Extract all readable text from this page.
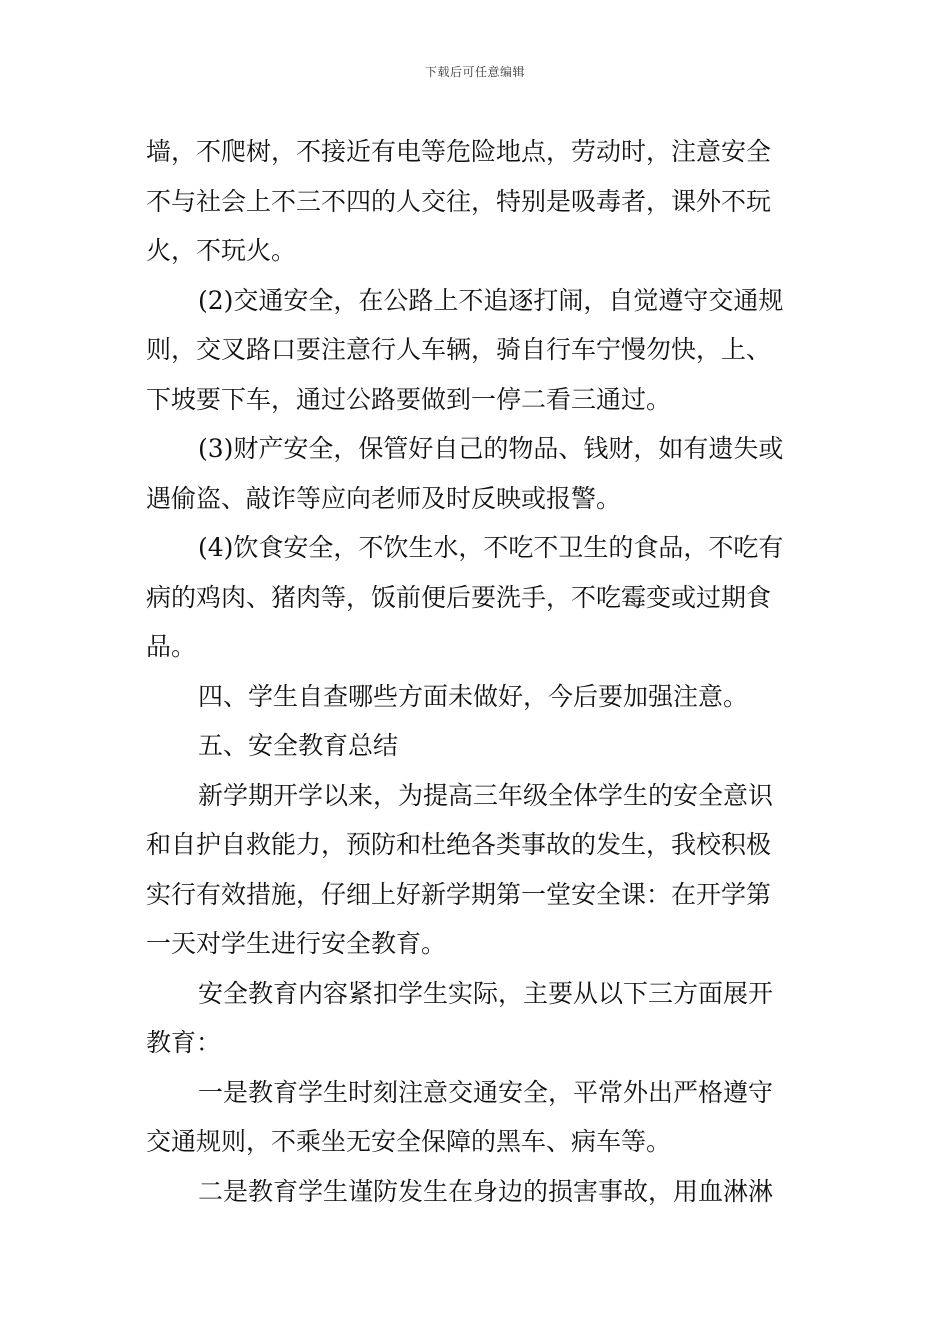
下载后可任意编辑
墙，不爬树，不接近有电等危险地点，劳动时，注意安全
不与社会上不三不四的人交往，特别是吸毒者，课外不玩
火，不玩火。
(2)交通安全，在公路上不追逐打闹，自觉遵守交通规
则，交叉路口要注意行人车辆，骑自行车宁慢勿快，上、
下坡要下车，通过公路要做到一停二看三通过。
(3)财产安全，保管好自己的物品、钱财，如有遗失或
遇偷盗、敲诈等应向老师及时反映或报警。
(4)饮食安全，不饮生水，不吃不卫生的食品，不吃有
病的鸡肉、猪肉等，饭前便后要洗手，不吃霉变或过期食
品。
四、学生自查哪些方面未做好，今后要加强注意。
五、安全教育总结
新学期开学以来，为提高三年级全体学生的安全意识
和自护自救能力，预防和杜绝各类事故的发生，我校积极
实行有效措施，仔细上好新学期第一堂安全课：在开学第
一天对学生进行安全教育。
安全教育内容紧扣学生实际，主要从以下三方面展开
教育：
一是教育学生时刻注意交通安全，平常外出严格遵守
交通规则，不乘坐无安全保障的黑车、病车等。
二是教育学生谨防发生在身边的损害事故，用血淋淋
────────────────────────────────────────
(GOAL OF THE EXERCISE): Print the listing above in full, exactly as written. Omit any pictures.

(PROBLEM SOLUTION):
Extract all readable text from this page.
下载后可任意编辑
墙，不爬树，不接近有电等危险地点，劳动时，注意安全
不与社会上不三不四的人交往，特别是吸毒者，课外不玩
火，不玩火。
(2)交通安全，在公路上不追逐打闹，自觉遵守交通规
则，交叉路口要注意行人车辆，骑自行车宁慢勿快，上、
下坡要下车，通过公路要做到一停二看三通过。
(3)财产安全，保管好自己的物品、钱财，如有遗失或
遇偷盗、敲诈等应向老师及时反映或报警。
(4)饮食安全，不饮生水，不吃不卫生的食品，不吃有
病的鸡肉、猪肉等，饭前便后要洗手，不吃霉变或过期食
品。
四、学生自查哪些方面未做好，今后要加强注意。
五、安全教育总结
新学期开学以来，为提高三年级全体学生的安全意识
和自护自救能力，预防和杜绝各类事故的发生，我校积极
实行有效措施，仔细上好新学期第一堂安全课：在开学第
一天对学生进行安全教育。
安全教育内容紧扣学生实际，主要从以下三方面展开
教育：
一是教育学生时刻注意交通安全，平常外出严格遵守
交通规则，不乘坐无安全保障的黑车、病车等。
二是教育学生谨防发生在身边的损害事故，用血淋淋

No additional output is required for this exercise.